What you need to do: What you return should be the full listing, exactly as given.

Records to process:
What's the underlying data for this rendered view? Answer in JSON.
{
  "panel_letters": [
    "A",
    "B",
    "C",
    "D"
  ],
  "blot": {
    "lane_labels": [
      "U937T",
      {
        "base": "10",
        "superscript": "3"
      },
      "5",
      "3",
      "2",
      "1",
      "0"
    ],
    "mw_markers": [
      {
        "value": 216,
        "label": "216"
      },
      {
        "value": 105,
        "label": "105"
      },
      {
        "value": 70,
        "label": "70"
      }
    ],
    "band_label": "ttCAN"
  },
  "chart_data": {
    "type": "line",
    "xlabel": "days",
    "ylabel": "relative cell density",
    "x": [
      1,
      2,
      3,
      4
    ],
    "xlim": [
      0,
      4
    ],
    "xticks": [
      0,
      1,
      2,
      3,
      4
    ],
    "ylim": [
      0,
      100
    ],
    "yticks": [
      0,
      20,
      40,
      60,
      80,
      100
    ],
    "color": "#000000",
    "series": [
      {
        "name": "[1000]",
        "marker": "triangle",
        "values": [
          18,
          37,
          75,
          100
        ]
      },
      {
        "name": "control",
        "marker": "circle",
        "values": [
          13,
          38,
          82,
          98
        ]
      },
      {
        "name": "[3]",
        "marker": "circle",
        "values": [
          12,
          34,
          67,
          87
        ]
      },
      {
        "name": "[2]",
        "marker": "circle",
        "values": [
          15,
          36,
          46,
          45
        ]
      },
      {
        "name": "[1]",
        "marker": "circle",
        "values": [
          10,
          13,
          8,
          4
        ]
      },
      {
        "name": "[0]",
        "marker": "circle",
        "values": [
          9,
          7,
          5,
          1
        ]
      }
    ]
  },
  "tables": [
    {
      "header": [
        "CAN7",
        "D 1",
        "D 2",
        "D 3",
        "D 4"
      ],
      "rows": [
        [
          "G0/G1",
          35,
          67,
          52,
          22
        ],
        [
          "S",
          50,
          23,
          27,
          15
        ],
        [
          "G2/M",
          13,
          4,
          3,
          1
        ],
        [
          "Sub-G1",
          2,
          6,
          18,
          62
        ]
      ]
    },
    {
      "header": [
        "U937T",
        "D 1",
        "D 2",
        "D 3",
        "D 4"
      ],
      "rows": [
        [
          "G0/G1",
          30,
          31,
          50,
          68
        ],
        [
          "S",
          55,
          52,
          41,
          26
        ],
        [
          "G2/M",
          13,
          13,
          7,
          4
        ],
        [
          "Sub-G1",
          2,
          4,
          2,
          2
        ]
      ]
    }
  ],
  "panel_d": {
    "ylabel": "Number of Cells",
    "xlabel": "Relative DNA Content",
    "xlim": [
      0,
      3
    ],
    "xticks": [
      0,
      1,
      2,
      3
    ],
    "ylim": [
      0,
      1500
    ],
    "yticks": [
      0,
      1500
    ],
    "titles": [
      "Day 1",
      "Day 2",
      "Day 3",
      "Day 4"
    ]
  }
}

Task output:
What's the underlying data for this rendered view? Answer in JSON.
{
  "panel_letters": [
    "A",
    "B",
    "C",
    "D"
  ],
  "blot": {
    "lane_labels": [
      "U937T",
      {
        "base": "10",
        "superscript": "3"
      },
      "5",
      "3",
      "2",
      "1",
      "0"
    ],
    "mw_markers": [
      {
        "value": 216,
        "label": "216"
      },
      {
        "value": 105,
        "label": "105"
      },
      {
        "value": 70,
        "label": "70"
      }
    ],
    "band_label": "ttCAN"
  },
  "chart_data": {
    "type": "line",
    "xlabel": "days",
    "ylabel": "relative cell density",
    "x": [
      1,
      2,
      3,
      4
    ],
    "xlim": [
      0,
      4
    ],
    "xticks": [
      0,
      1,
      2,
      3,
      4
    ],
    "ylim": [
      0,
      100
    ],
    "yticks": [
      0,
      20,
      40,
      60,
      80,
      100
    ],
    "color": "#000000",
    "series": [
      {
        "name": "[1000]",
        "marker": "triangle",
        "values": [
          18,
          37,
          75,
          100
        ]
      },
      {
        "name": "control",
        "marker": "circle",
        "values": [
          13,
          38,
          82,
          98
        ]
      },
      {
        "name": "[3]",
        "marker": "circle",
        "values": [
          12,
          34,
          67,
          87
        ]
      },
      {
        "name": "[2]",
        "marker": "circle",
        "values": [
          15,
          36,
          46,
          45
        ]
      },
      {
        "name": "[1]",
        "marker": "circle",
        "values": [
          10,
          13,
          8,
          4
        ]
      },
      {
        "name": "[0]",
        "marker": "circle",
        "values": [
          9,
          7,
          5,
          1
        ]
      }
    ]
  },
  "tables": [
    {
      "header": [
        "CAN7",
        "D 1",
        "D 2",
        "D 3",
        "D 4"
      ],
      "rows": [
        [
          "G0/G1",
          35,
          67,
          52,
          22
        ],
        [
          "S",
          50,
          23,
          27,
          15
        ],
        [
          "G2/M",
          13,
          4,
          3,
          1
        ],
        [
          "Sub-G1",
          2,
          6,
          18,
          62
        ]
      ]
    },
    {
      "header": [
        "U937T",
        "D 1",
        "D 2",
        "D 3",
        "D 4"
      ],
      "rows": [
        [
          "G0/G1",
          30,
          31,
          50,
          68
        ],
        [
          "S",
          55,
          52,
          41,
          26
        ],
        [
          "G2/M",
          13,
          13,
          7,
          4
        ],
        [
          "Sub-G1",
          2,
          4,
          2,
          2
        ]
      ]
    }
  ],
  "panel_d": {
    "ylabel": "Number of Cells",
    "xlabel": "Relative DNA Content",
    "xlim": [
      0,
      3
    ],
    "xticks": [
      0,
      1,
      2,
      3
    ],
    "ylim": [
      0,
      1500
    ],
    "yticks": [
      0,
      1500
    ],
    "titles": [
      "Day 1",
      "Day 2",
      "Day 3",
      "Day 4"
    ]
  }
}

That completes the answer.